> _Excerpt_
· · ·

So the point of my very long story...introduce him to the other horses...it settled mine down like a dream (he's a insecure 4year old as well) and so hopefully will with yours too! :) xxx
suem
6th Feb 2005, 04:56 PM
To all those who offered me advice.....
I took the bull by the horns on Friday and rode out both horses (my gentle mare and the unsetteled Carlo) before turning them both out together in the paddock and .................................................................................................... .............................. you guessed......................an hour later Carlo was pacing along the fence!!
So I can conclude it isn;t being away from Hati, OR being in the field alone..... or being hungry (I put some hay in the field) .... SO WHAT TO TRY NOW??????????????
I can only think he is into a bit of a routine with this pacing lark and maybe I will just have to leave him out and hope he will settle. He does seem more content on nice sunny days (donlt we all??) but I want to get this sorted before spring as I want to start leaving them out overnight again (we did it when we first bought him!).
Any other ideas gratefull recieved!
Sue
PS Interestingly he had an hours schooling lesson today and was turned out with Hati and he stayed out happily until I brought him in at 430pm!!! But have done this before without the same effect! Is he taking the Mickky out of me?????:mad:
Big Ears
7th Feb 2005, 08:34 AM
In Molly's case it isn't taking the mick, she is genuinely anxoius upset neurotic you name it, she just can't help herself.

· · ·

> _Data excerpt_
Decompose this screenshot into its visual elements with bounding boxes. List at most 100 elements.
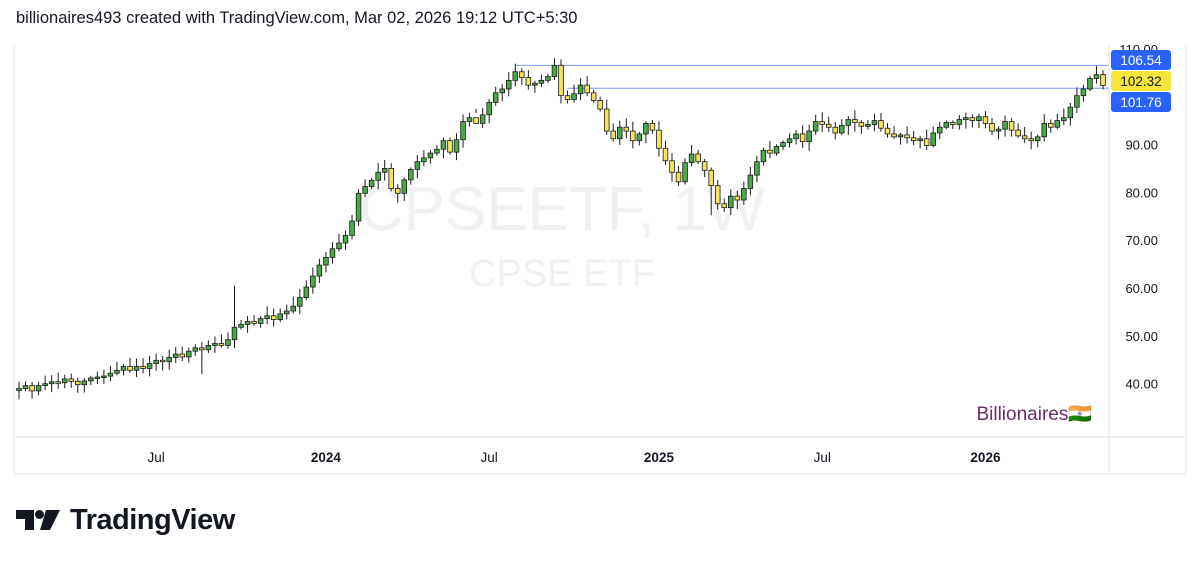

· · ·

Could you pick up the horse forum thread about Carlo pacing the fence and carry it on from its last sentence?

> _Answer below_
Some days you could turn her out on her own and she would be fine, other days she would be totally on another planet, up and down -up and down- we can't turn her out on the sand school on her own as she trenches it - up and down one fence only till she has almost reached the Maginot Line.
However when Rosie had laminitis and wanted some company, she and Molly stayed happily on the sand.... I think, sadly, you just have to accept that this is how he is and ignore him.
Molly has gone out today, perfectly happy, herding her donkeys, Rosie in the starvation paddock, eating some hay, perfectly happy. Maybe the best thing would be to try, if possible, work him so that he is a bit tired before he goes out and then he may settle, but you may also find that he is worse if he has an audience. With Molly you often just have to walk away and leave her to it.